Given task. Repeat the records verbatim and leave the pictures out of your copy.

Provided data.
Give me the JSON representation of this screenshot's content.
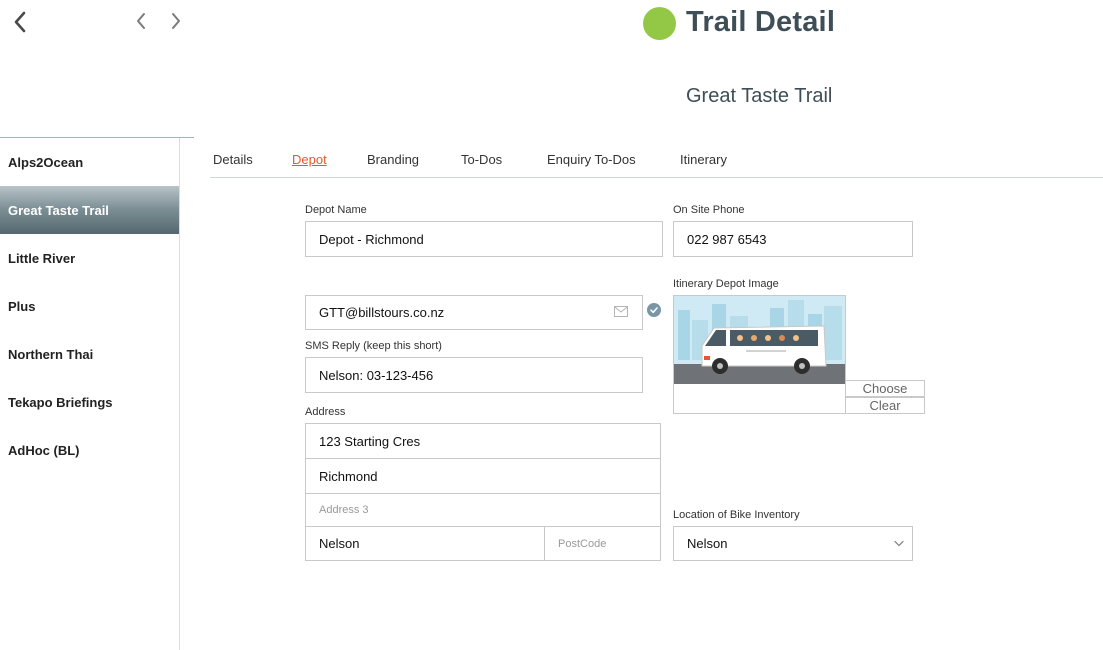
{
  "header": {
    "title": "Trail Detail",
    "subtitle": "Great Taste Trail",
    "status_color": "#93c847",
    "back_icon": "chevron-left-icon",
    "prev_icon": "chevron-left-icon",
    "next_icon": "chevron-right-icon"
  },
  "sidebar": {
    "items": [
      {
        "label": "Alps2Ocean"
      },
      {
        "label": "Great Taste Trail"
      },
      {
        "label": "Little River"
      },
      {
        "label": "Plus"
      },
      {
        "label": "Northern Thai"
      },
      {
        "label": "Tekapo Briefings"
      },
      {
        "label": "AdHoc (BL)"
      }
    ],
    "active_index": 1
  },
  "tabs": [
    {
      "label": "Details"
    },
    {
      "label": "Depot"
    },
    {
      "label": "Branding"
    },
    {
      "label": "To-Dos"
    },
    {
      "label": "Enquiry To-Dos"
    },
    {
      "label": "Itinerary"
    }
  ],
  "active_tab": "Depot",
  "accent_color": "#e8572a",
  "form": {
    "depot_name": {
      "label": "Depot Name",
      "value": "Depot - Richmond"
    },
    "on_site_phone": {
      "label": "On Site Phone",
      "value": "022 987 6543"
    },
    "email": {
      "value": "GTT@billstours.co.nz",
      "icon": "mail-icon",
      "verified_icon": "check-circle-icon"
    },
    "sms_reply": {
      "label": "SMS Reply (keep this short)",
      "value": "Nelson: 03-123-456"
    },
    "itinerary_image": {
      "label": "Itinerary Depot Image",
      "choose_label": "Choose",
      "clear_label": "Clear"
    },
    "address": {
      "label": "Address",
      "line1": "123 Starting Cres",
      "line2": "Richmond",
      "line3_placeholder": "Address 3",
      "city": "Nelson",
      "postcode_placeholder": "PostCode"
    },
    "bike_inventory": {
      "label": "Location of Bike Inventory",
      "value": "Nelson"
    }
  }
}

Answer to the problem.
Give me the JSON representation of this screenshot's content.
{
  "header": {
    "title": "Trail Detail",
    "subtitle": "Great Taste Trail",
    "status_color": "#93c847",
    "back_icon": "chevron-left-icon",
    "prev_icon": "chevron-left-icon",
    "next_icon": "chevron-right-icon"
  },
  "sidebar": {
    "items": [
      {
        "label": "Alps2Ocean"
      },
      {
        "label": "Great Taste Trail"
      },
      {
        "label": "Little River"
      },
      {
        "label": "Plus"
      },
      {
        "label": "Northern Thai"
      },
      {
        "label": "Tekapo Briefings"
      },
      {
        "label": "AdHoc (BL)"
      }
    ],
    "active_index": 1
  },
  "tabs": [
    {
      "label": "Details"
    },
    {
      "label": "Depot"
    },
    {
      "label": "Branding"
    },
    {
      "label": "To-Dos"
    },
    {
      "label": "Enquiry To-Dos"
    },
    {
      "label": "Itinerary"
    }
  ],
  "active_tab": "Depot",
  "accent_color": "#e8572a",
  "form": {
    "depot_name": {
      "label": "Depot Name",
      "value": "Depot - Richmond"
    },
    "on_site_phone": {
      "label": "On Site Phone",
      "value": "022 987 6543"
    },
    "email": {
      "value": "GTT@billstours.co.nz",
      "icon": "mail-icon",
      "verified_icon": "check-circle-icon"
    },
    "sms_reply": {
      "label": "SMS Reply (keep this short)",
      "value": "Nelson: 03-123-456"
    },
    "itinerary_image": {
      "label": "Itinerary Depot Image",
      "choose_label": "Choose",
      "clear_label": "Clear"
    },
    "address": {
      "label": "Address",
      "line1": "123 Starting Cres",
      "line2": "Richmond",
      "line3_placeholder": "Address 3",
      "city": "Nelson",
      "postcode_placeholder": "PostCode"
    },
    "bike_inventory": {
      "label": "Location of Bike Inventory",
      "value": "Nelson"
    }
  }
}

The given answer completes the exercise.